WHAT YOU NEED TO DO:
Please turn the stretch of material from the line containing "Detect and localize" through the line containing "sidebar: SCHOOLTOOL Home", both included, into a numbered list, leaving out any blank lines.

RECORDED INFORMATION:
____
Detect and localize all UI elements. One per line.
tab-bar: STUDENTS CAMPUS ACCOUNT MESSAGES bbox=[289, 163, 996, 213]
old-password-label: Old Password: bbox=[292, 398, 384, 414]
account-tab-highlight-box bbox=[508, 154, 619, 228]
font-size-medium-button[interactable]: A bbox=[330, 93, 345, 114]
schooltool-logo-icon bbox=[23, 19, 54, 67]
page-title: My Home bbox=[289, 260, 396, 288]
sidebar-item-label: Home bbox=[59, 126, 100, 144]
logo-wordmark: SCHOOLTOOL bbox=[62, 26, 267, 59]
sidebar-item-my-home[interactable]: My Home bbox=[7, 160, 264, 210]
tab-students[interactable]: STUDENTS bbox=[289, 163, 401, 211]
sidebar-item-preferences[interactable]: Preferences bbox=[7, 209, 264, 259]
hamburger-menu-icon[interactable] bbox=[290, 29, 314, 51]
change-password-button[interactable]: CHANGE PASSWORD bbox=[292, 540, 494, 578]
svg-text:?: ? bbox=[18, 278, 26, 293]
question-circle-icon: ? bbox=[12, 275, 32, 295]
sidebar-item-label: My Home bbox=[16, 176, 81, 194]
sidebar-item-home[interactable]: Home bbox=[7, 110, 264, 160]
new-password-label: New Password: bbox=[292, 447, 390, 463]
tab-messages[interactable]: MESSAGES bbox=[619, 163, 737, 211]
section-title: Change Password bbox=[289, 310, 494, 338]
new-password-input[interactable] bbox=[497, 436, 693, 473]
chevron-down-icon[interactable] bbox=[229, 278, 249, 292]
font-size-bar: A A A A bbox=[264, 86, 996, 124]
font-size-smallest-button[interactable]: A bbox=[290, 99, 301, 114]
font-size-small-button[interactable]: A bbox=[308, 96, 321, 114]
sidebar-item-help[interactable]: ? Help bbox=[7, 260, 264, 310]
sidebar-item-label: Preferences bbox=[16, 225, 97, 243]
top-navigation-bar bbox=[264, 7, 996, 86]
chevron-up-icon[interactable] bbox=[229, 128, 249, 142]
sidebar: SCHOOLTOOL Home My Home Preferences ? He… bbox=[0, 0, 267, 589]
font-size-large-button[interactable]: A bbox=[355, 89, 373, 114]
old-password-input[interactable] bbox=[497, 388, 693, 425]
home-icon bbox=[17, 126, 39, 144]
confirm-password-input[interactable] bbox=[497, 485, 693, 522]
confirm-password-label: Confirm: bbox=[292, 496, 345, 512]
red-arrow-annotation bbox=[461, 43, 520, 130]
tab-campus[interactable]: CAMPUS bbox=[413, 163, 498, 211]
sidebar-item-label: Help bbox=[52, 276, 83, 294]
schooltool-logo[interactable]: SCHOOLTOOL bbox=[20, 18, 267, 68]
____
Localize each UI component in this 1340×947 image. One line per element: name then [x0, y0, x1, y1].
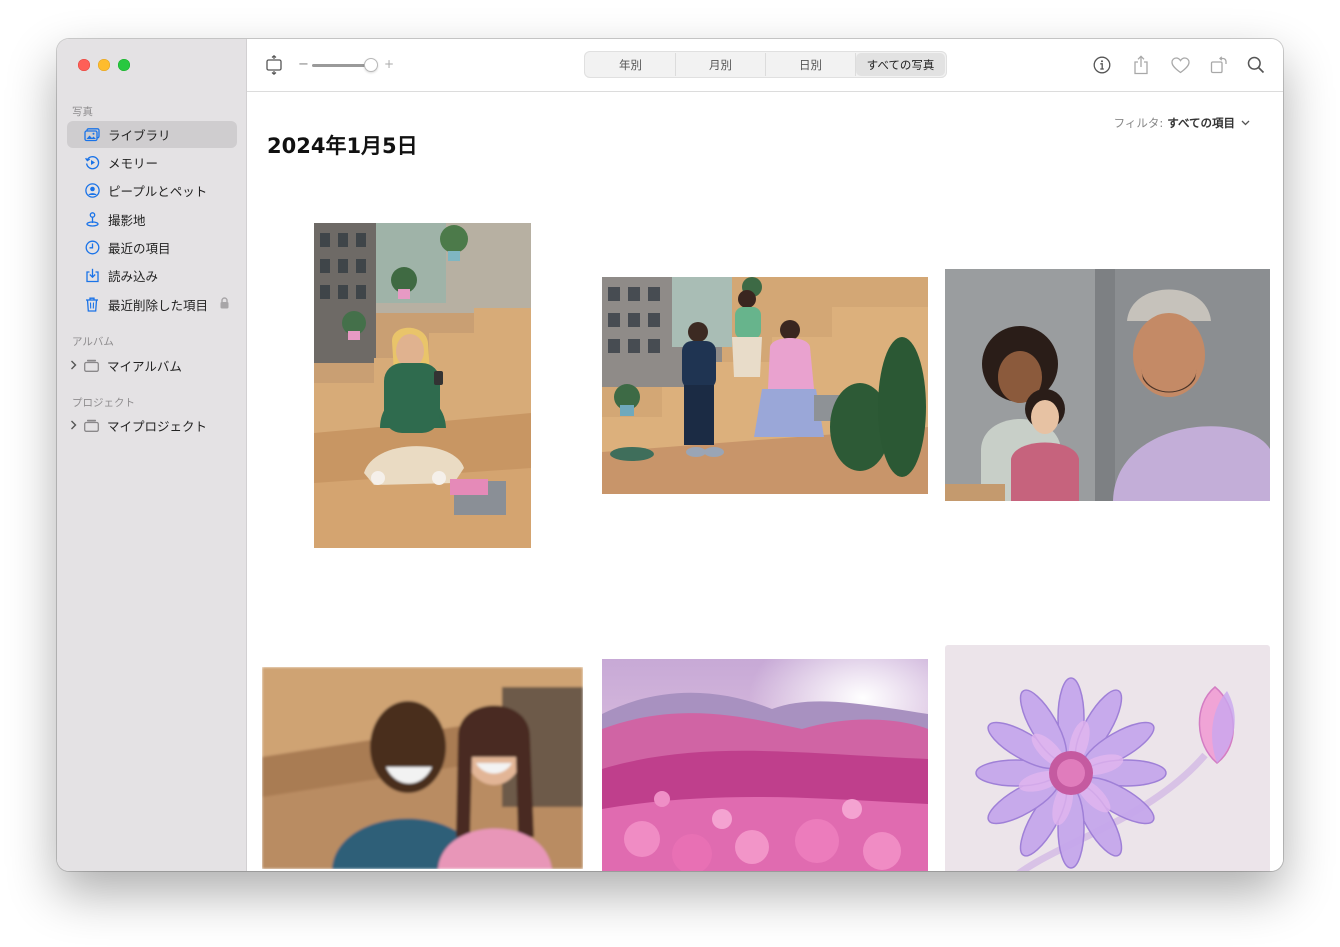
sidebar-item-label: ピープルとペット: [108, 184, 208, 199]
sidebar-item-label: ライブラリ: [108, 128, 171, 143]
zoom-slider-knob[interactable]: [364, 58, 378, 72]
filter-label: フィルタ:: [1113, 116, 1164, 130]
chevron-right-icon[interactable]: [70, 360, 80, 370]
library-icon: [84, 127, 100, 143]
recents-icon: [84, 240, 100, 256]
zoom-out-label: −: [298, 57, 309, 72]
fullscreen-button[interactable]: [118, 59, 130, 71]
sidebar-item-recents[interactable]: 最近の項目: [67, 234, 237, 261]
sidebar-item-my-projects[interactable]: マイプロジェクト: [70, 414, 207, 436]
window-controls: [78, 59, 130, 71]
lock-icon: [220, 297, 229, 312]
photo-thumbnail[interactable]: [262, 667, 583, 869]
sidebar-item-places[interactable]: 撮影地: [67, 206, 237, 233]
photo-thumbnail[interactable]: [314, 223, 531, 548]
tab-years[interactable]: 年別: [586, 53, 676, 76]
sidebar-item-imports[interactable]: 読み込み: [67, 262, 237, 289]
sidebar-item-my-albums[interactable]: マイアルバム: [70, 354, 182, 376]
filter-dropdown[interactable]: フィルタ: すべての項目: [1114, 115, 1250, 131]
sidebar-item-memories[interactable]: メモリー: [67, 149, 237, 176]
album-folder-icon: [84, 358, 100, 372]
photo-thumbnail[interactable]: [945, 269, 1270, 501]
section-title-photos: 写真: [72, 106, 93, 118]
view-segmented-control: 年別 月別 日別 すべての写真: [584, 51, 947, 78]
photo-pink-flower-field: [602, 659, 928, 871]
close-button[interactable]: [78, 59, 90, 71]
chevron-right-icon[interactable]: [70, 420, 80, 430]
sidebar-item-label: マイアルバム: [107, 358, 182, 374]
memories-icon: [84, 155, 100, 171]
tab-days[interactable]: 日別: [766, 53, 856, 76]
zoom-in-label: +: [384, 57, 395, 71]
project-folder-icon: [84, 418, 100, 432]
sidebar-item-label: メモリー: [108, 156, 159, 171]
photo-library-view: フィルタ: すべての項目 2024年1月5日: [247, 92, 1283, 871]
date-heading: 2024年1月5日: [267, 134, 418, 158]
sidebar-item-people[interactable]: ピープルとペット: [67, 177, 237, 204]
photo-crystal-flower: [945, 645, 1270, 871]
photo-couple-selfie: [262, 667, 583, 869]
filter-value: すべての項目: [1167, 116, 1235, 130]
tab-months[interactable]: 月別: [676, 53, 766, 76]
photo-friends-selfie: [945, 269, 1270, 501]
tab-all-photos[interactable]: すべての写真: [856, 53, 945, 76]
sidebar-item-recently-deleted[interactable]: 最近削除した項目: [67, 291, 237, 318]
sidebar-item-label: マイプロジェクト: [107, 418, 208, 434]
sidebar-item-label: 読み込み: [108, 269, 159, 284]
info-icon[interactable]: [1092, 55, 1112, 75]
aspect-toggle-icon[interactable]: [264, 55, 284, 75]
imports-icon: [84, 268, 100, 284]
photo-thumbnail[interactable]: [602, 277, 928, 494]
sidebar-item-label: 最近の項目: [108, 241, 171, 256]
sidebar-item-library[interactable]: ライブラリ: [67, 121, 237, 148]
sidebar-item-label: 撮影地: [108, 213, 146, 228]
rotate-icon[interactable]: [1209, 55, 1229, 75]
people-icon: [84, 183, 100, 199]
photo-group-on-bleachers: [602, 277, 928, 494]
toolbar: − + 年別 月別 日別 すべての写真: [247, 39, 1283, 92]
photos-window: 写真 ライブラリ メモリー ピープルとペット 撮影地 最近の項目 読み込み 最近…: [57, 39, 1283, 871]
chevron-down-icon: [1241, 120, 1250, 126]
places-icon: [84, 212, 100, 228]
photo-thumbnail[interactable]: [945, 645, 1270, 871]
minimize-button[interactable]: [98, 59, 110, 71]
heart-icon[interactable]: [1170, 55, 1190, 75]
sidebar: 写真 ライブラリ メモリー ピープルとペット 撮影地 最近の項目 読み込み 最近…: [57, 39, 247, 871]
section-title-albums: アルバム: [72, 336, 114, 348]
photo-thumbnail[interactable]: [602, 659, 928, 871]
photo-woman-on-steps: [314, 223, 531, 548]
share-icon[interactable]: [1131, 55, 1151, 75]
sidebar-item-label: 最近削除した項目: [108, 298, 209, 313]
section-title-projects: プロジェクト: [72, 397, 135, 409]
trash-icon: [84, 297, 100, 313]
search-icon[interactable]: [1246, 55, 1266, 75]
____
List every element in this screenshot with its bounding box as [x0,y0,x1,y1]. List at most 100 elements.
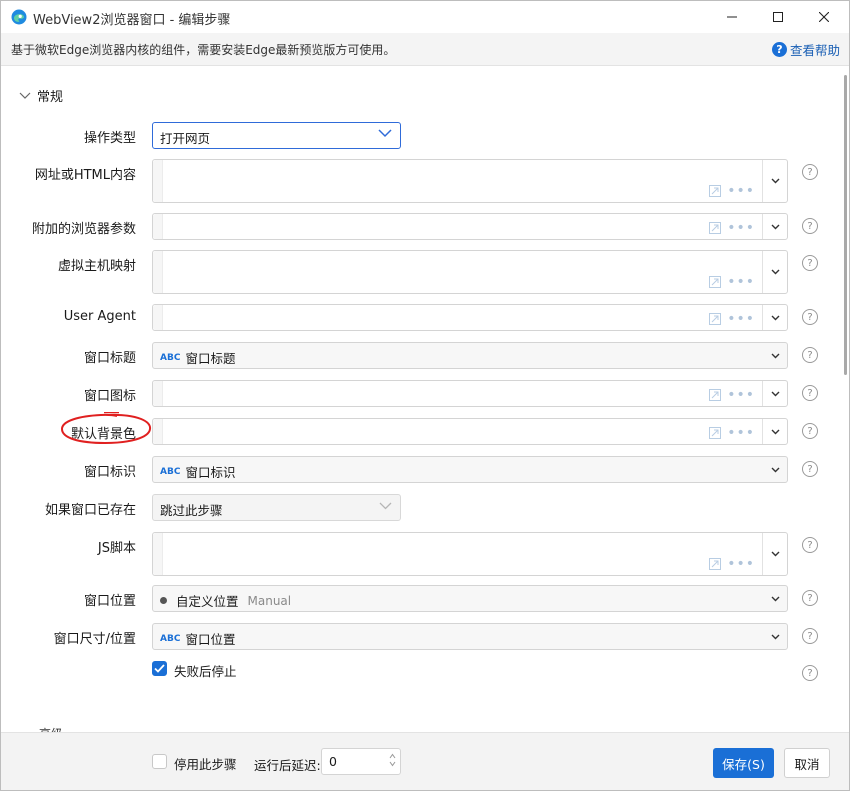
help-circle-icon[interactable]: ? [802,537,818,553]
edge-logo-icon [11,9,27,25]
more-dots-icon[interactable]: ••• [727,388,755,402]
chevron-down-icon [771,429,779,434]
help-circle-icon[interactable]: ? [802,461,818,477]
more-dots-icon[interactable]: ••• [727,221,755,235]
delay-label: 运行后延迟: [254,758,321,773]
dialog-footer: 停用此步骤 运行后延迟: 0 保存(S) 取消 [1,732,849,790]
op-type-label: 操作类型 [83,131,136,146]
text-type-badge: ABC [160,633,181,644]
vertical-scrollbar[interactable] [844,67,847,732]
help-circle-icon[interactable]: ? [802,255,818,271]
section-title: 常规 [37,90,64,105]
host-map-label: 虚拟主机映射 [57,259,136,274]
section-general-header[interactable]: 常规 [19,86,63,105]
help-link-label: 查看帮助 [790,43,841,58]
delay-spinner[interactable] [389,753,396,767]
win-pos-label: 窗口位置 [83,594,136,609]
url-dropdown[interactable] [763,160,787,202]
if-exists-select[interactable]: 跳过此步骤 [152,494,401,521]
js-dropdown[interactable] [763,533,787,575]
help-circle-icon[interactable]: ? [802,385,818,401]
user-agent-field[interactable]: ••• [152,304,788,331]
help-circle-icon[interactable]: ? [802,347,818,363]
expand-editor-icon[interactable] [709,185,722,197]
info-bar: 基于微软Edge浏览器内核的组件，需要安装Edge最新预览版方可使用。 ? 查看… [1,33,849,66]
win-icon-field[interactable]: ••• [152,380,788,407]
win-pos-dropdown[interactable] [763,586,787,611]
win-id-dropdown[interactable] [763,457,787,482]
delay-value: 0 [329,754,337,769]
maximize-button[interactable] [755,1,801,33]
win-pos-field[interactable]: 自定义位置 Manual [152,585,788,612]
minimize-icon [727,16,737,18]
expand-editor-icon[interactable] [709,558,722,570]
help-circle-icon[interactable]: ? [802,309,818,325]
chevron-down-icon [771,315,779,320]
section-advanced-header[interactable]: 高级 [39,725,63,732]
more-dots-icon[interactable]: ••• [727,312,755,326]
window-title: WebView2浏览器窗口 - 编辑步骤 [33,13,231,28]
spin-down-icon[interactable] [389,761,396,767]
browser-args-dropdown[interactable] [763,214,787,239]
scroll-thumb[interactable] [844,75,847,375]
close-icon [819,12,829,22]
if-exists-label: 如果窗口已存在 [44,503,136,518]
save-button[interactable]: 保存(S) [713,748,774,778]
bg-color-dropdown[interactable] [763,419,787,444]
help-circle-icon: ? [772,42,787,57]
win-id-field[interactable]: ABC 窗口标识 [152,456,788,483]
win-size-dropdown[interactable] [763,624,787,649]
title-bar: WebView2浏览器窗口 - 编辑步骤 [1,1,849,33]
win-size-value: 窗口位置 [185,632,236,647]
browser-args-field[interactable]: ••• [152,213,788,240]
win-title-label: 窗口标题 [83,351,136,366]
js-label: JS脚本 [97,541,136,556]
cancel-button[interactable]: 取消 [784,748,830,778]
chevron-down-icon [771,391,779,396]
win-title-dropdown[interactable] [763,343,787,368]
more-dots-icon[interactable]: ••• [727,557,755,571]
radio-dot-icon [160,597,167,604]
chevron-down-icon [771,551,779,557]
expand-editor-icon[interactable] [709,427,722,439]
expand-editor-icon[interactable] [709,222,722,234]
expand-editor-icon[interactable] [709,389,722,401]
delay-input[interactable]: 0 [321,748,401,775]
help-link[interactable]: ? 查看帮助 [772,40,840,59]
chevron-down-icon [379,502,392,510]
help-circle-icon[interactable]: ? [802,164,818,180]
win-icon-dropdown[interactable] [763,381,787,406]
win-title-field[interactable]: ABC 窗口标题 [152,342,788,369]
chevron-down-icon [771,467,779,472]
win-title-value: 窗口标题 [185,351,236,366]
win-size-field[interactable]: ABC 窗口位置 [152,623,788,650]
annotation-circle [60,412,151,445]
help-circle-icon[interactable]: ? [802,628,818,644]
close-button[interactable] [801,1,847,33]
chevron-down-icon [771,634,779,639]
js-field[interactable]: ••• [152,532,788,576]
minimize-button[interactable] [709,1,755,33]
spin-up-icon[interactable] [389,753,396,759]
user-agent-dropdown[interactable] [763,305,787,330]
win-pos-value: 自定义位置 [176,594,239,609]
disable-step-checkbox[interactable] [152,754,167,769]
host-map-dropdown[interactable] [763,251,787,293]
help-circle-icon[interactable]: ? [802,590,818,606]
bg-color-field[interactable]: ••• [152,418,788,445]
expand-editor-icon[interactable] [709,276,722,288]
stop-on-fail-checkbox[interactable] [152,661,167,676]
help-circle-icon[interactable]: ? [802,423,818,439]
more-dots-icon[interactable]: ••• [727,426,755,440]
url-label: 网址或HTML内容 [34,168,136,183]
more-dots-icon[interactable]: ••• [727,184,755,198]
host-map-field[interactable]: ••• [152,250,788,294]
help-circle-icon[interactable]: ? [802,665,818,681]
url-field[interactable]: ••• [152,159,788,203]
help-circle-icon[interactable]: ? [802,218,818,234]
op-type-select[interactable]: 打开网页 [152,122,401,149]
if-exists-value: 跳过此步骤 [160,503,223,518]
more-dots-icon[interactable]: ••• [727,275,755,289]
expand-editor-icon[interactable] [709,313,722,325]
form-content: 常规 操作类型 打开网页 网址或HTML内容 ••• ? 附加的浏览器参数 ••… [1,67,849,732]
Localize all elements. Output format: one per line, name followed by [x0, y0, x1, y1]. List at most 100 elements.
____
COMPLETE RESPONSE:
1. Detect and localize all UI elements. One per line.
2. tab-bar: STUDENTS CAMPUS ACCOUNT MESSAGES bbox=[289, 163, 996, 213]
3. old-password-label: Old Password: bbox=[292, 398, 384, 414]
4. account-tab-highlight-box bbox=[508, 154, 619, 228]
5. font-size-medium-button[interactable]: A bbox=[330, 93, 345, 114]
6. schooltool-logo-icon bbox=[23, 19, 54, 67]
7. page-title: My Home bbox=[289, 260, 396, 288]
8. sidebar-item-label: Home bbox=[59, 126, 100, 144]
9. logo-wordmark: SCHOOLTOOL bbox=[62, 26, 267, 59]
10. sidebar-item-my-home[interactable]: My Home bbox=[7, 160, 264, 210]
11. tab-students[interactable]: STUDENTS bbox=[289, 163, 401, 211]
12. sidebar-item-preferences[interactable]: Preferences bbox=[7, 209, 264, 259]
13. hamburger-menu-icon[interactable] bbox=[290, 29, 314, 51]
14. change-password-button[interactable]: CHANGE PASSWORD bbox=[292, 540, 494, 578]
15. svg-text:?: ? bbox=[18, 278, 26, 293]
16. question-circle-icon: ? bbox=[12, 275, 32, 295]
17. sidebar-item-label: My Home bbox=[16, 176, 81, 194]
18. sidebar-item-home[interactable]: Home bbox=[7, 110, 264, 160]
19. new-password-label: New Password: bbox=[292, 447, 390, 463]
20. tab-messages[interactable]: MESSAGES bbox=[619, 163, 737, 211]
21. section-title: Change Password bbox=[289, 310, 494, 338]
22. new-password-input[interactable] bbox=[497, 436, 693, 473]
23. chevron-down-icon[interactable] bbox=[229, 278, 249, 292]
24. font-size-bar: A A A A bbox=[264, 86, 996, 124]
25. font-size-smallest-button[interactable]: A bbox=[290, 99, 301, 114]
26. font-size-small-button[interactable]: A bbox=[308, 96, 321, 114]
27. sidebar-item-help[interactable]: ? Help bbox=[7, 260, 264, 310]
28. sidebar-item-label: Preferences bbox=[16, 225, 97, 243]
29. top-navigation-bar bbox=[264, 7, 996, 86]
30. chevron-up-icon[interactable] bbox=[229, 128, 249, 142]
31. sidebar: SCHOOLTOOL Home My Home Preferences ? He… bbox=[0, 0, 267, 589]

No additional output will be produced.